• Your objective: Transcribe the whole listing without a single picture.

• Data to use:

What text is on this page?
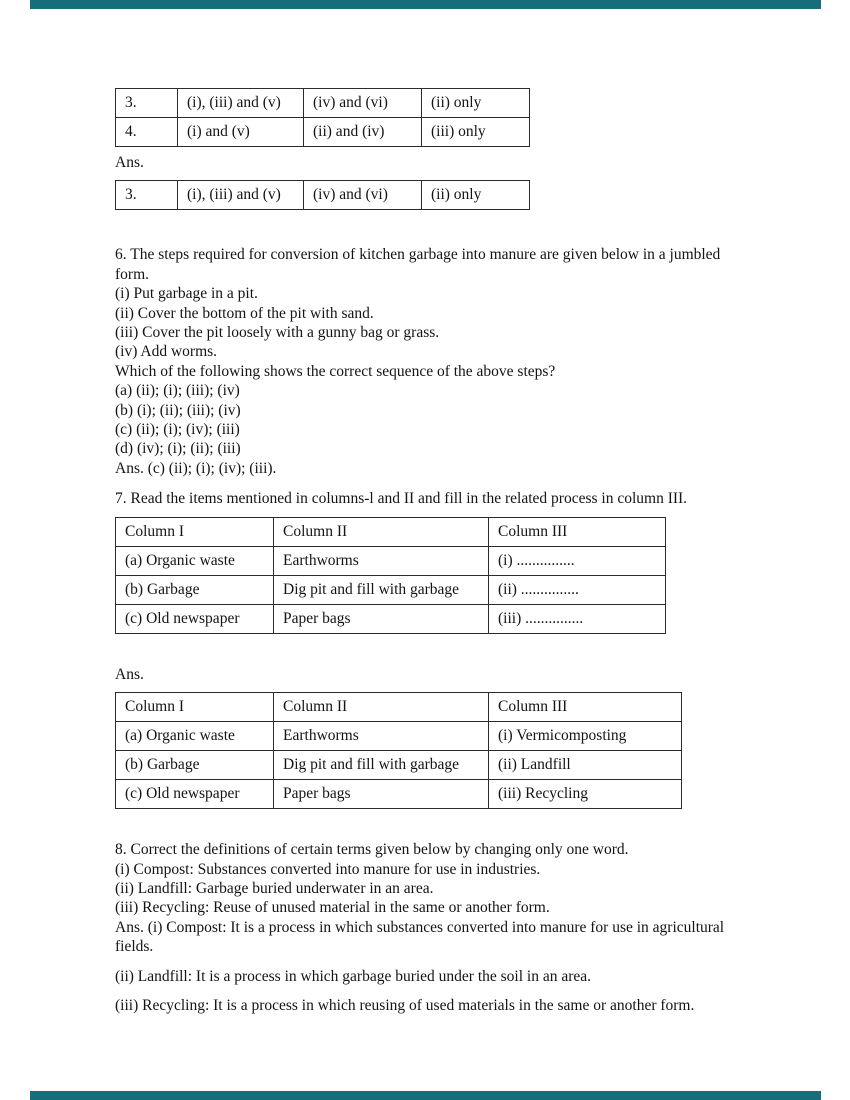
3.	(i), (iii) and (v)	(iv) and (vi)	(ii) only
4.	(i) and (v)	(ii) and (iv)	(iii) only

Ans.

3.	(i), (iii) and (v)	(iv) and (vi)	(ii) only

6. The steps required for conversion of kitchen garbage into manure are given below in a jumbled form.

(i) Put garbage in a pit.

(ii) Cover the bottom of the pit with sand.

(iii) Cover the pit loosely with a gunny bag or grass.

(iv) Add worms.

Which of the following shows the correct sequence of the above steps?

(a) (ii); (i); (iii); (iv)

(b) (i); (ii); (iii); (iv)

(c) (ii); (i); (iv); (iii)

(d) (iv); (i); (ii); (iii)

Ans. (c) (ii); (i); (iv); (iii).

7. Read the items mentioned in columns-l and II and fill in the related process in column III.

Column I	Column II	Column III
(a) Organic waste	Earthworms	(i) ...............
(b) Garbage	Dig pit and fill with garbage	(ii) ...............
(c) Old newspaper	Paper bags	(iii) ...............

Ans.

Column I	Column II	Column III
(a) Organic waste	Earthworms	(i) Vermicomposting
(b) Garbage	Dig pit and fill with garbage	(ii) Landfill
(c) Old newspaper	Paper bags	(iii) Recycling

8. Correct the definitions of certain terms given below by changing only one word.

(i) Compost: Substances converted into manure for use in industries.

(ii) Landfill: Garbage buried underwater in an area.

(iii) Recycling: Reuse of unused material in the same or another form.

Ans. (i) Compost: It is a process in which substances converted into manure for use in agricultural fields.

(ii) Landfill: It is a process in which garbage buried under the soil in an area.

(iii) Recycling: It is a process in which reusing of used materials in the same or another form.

• Answer for this exercise:
What text is on this page?
3.	(i), (iii) and (v)	(iv) and (vi)	(ii) only
4.	(i) and (v)	(ii) and (iv)	(iii) only

Ans.

3.	(i), (iii) and (v)	(iv) and (vi)	(ii) only

6. The steps required for conversion of kitchen garbage into manure are given below in a jumbled form.

(i) Put garbage in a pit.

(ii) Cover the bottom of the pit with sand.

(iii) Cover the pit loosely with a gunny bag or grass.

(iv) Add worms.

Which of the following shows the correct sequence of the above steps?

(a) (ii); (i); (iii); (iv)

(b) (i); (ii); (iii); (iv)

(c) (ii); (i); (iv); (iii)

(d) (iv); (i); (ii); (iii)

Ans. (c) (ii); (i); (iv); (iii).

7. Read the items mentioned in columns-l and II and fill in the related process in column III.

Column I	Column II	Column III
(a) Organic waste	Earthworms	(i) ...............
(b) Garbage	Dig pit and fill with garbage	(ii) ...............
(c) Old newspaper	Paper bags	(iii) ...............

Ans.

Column I	Column II	Column III
(a) Organic waste	Earthworms	(i) Vermicomposting
(b) Garbage	Dig pit and fill with garbage	(ii) Landfill
(c) Old newspaper	Paper bags	(iii) Recycling

8. Correct the definitions of certain terms given below by changing only one word.

(i) Compost: Substances converted into manure for use in industries.

(ii) Landfill: Garbage buried underwater in an area.

(iii) Recycling: Reuse of unused material in the same or another form.

Ans. (i) Compost: It is a process in which substances converted into manure for use in agricultural fields.

(ii) Landfill: It is a process in which garbage buried under the soil in an area.

(iii) Recycling: It is a process in which reusing of used materials in the same or another form.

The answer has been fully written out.